# PAGE TEXT
-------------------------

Am trying to be as organised as possible, bet you are so excited xxx


----------



## dio.ren (Jan 18, 2013)

What a sweet puppy I bet you can't wait to have her with you


----------



## polly1harg (Jun 6, 2013)

Only 2 full days left until the mayhem commences... cannot wait.


----------



## roz (Oct 5, 2012)

such a beautiful pup. I know it is a bit warmer now but I took advice from someone on this site and got a doggy toy cuddly wheat bag (think I got from amazon) to warm up in microwave (only for 1 min or so though as they do get quite warm) so was a comforter to snuggle up with at night as she was used to cuddly up with the other warm puppies. We did have some crying for first night but you just have to keep strong and let them and second night we had no crying apart from early wake up calls to go for wee wees. Get plenty of puppy pads too as there will be lots of accidents...home bargains do just same quality as Pets at home and third of the price. And safe puppy toys to chew on, I think most cockapoos are chewers Enjoy x


----------



## RuthMill (Jun 30, 2012)

Beautiful girl! She looks cute and chunky! Just lovely xx


----------



## Weaktea (Feb 19, 2013)

I used a crate for Bruno & instead of a cushion I used the cats old igloo bed. He took to it straight away as he was cuddled up in there really snug & safe with his "mummy smelling" toy. I think he felt very secure enclosed in his little bed. The cat has regained it now though-cant believe Bruno was ever small enough to fit through the hole - he used to hop in & turn round a few times to get comfy - now I doubt he could get his head in - they grow so fast


----------

-------------------------

# AIM
Reproduce the part of the puppy thread above, starting at "## roz (Oct" and ending at "(Jun 30, 2012)".

# DATA BLOCK
-------------------------

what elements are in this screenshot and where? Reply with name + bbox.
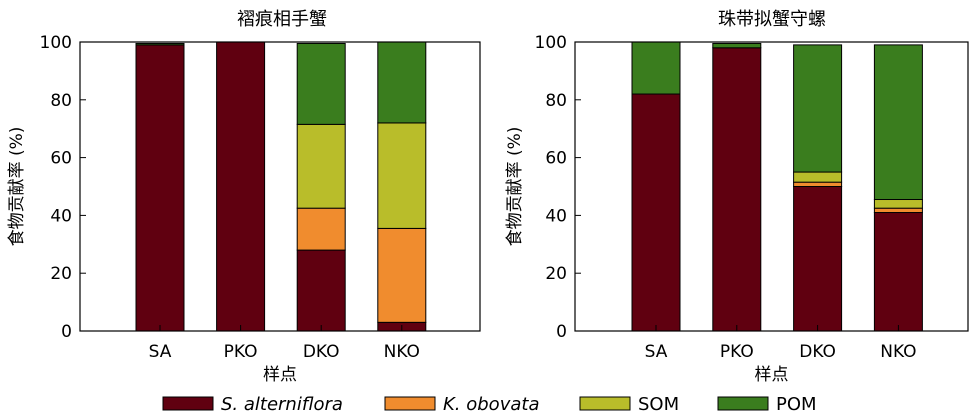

-------------------------

# RESPONSE TO THE EXERCISE
## roz (Oct 5, 2012)

such a beautiful pup. I know it is a bit warmer now but I took advice from someone on this site and got a doggy toy cuddly wheat bag (think I got from amazon) to warm up in microwave (only for 1 min or so though as they do get quite warm) so was a comforter to snuggle up with at night as she was used to cuddly up with the other warm puppies. We did have some crying for first night but you just have to keep strong and let them and second night we had no crying apart from early wake up calls to go for wee wees. Get plenty of puppy pads too as there will be lots of accidents...home bargains do just same quality as Pets at home and third of the price. And safe puppy toys to chew on, I think most cockapoos are chewers Enjoy x


----------



## RuthMill (Jun 30, 2012)